Do any lines in the data below contain "MINISTÉRIO"? If so, copy every one of them.

**TASK INPUTS**
════════════════════

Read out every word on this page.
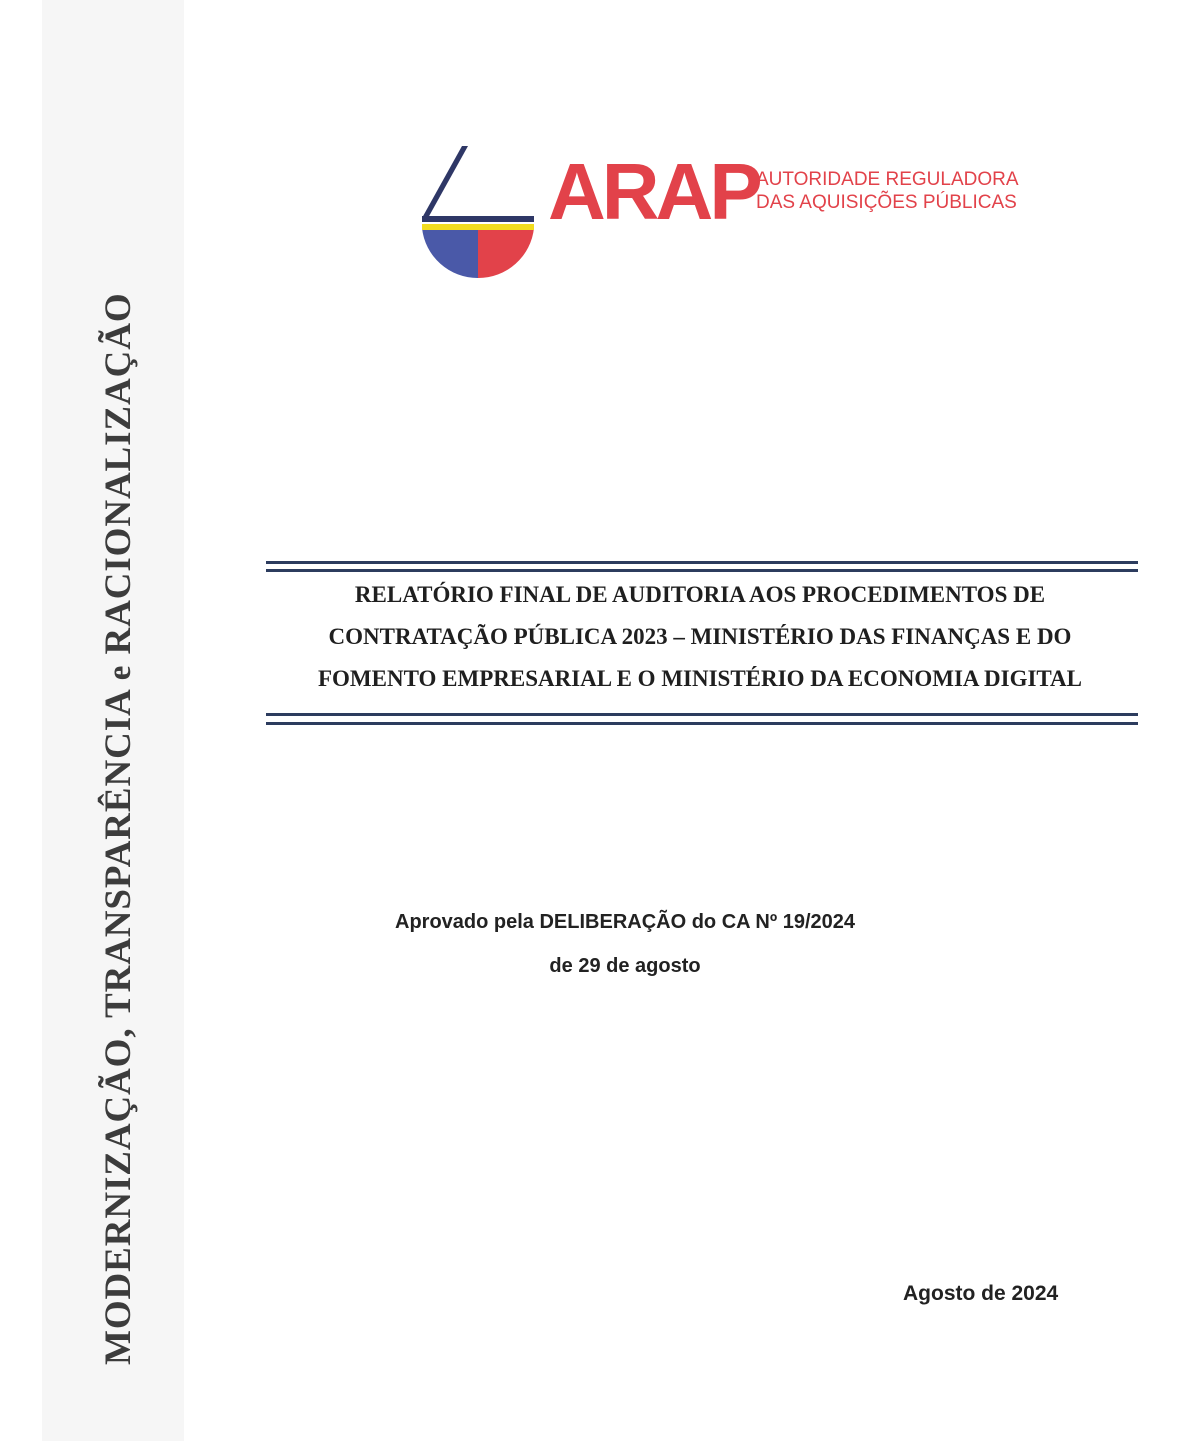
MODERNIZAÇÃO, TRANSPARÊNCIA e RACIONALIZAÇÃO
ARAP
AUTORIDADE REGULADORA
DAS AQUISIÇÕES PÚBLICAS
RELATÓRIO FINAL DE AUDITORIA AOS PROCEDIMENTOS DE
CONTRATAÇÃO PÚBLICA 2023 – MINISTÉRIO DAS FINANÇAS E DO
FOMENTO EMPRESARIAL E O MINISTÉRIO DA ECONOMIA DIGITAL
Aprovado pela DELIBERAÇÃO do CA Nº 19/2024
de 29 de agosto
Agosto de 2024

════════════════════

**THE ANSWER**
CONTRATAÇÃO PÚBLICA 2023 – MINISTÉRIO DAS FINANÇAS E DO
FOMENTO EMPRESARIAL E O MINISTÉRIO DA ECONOMIA DIGITAL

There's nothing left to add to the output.